THE TASK:
Could you write out every entry exactly as it stands?
** Start TASK MATERIAL **
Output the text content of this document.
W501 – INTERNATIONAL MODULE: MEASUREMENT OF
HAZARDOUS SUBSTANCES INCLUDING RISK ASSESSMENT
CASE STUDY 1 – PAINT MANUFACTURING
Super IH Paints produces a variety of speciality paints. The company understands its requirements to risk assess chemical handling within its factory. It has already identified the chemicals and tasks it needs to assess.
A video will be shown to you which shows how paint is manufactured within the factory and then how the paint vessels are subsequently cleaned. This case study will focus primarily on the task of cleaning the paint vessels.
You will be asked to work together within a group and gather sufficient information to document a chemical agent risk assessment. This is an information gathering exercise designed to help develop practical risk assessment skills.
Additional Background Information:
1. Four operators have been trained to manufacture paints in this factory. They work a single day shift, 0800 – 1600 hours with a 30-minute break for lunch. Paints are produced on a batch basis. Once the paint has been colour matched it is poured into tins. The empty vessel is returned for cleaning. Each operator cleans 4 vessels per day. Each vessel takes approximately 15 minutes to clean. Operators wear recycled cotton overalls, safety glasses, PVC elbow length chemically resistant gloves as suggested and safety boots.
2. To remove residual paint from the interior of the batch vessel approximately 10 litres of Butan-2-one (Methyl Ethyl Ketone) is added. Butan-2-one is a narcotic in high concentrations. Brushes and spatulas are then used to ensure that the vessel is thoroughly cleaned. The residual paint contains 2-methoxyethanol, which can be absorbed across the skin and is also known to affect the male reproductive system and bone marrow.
** End TASK MATERIAL **
FULL SOLUTION:
Output the text content of this document.
W501 – INTERNATIONAL MODULE: MEASUREMENT OF
HAZARDOUS SUBSTANCES INCLUDING RISK ASSESSMENT
CASE STUDY 1 – PAINT MANUFACTURING
Super IH Paints produces a variety of speciality paints. The company understands its requirements to risk assess chemical handling within its factory. It has already identified the chemicals and tasks it needs to assess.
A video will be shown to you which shows how paint is manufactured within the factory and then how the paint vessels are subsequently cleaned. This case study will focus primarily on the task of cleaning the paint vessels.
You will be asked to work together within a group and gather sufficient information to document a chemical agent risk assessment. This is an information gathering exercise designed to help develop practical risk assessment skills.
Additional Background Information:
1. Four operators have been trained to manufacture paints in this factory. They work a single day shift, 0800 – 1600 hours with a 30-minute break for lunch. Paints are produced on a batch basis. Once the paint has been colour matched it is poured into tins. The empty vessel is returned for cleaning. Each operator cleans 4 vessels per day. Each vessel takes approximately 15 minutes to clean. Operators wear recycled cotton overalls, safety glasses, PVC elbow length chemically resistant gloves as suggested and safety boots.
2. To remove residual paint from the interior of the batch vessel approximately 10 litres of Butan-2-one (Methyl Ethyl Ketone) is added. Butan-2-one is a narcotic in high concentrations. Brushes and spatulas are then used to ensure that the vessel is thoroughly cleaned. The residual paint contains 2-methoxyethanol, which can be absorbed across the skin and is also known to affect the male reproductive system and bone marrow.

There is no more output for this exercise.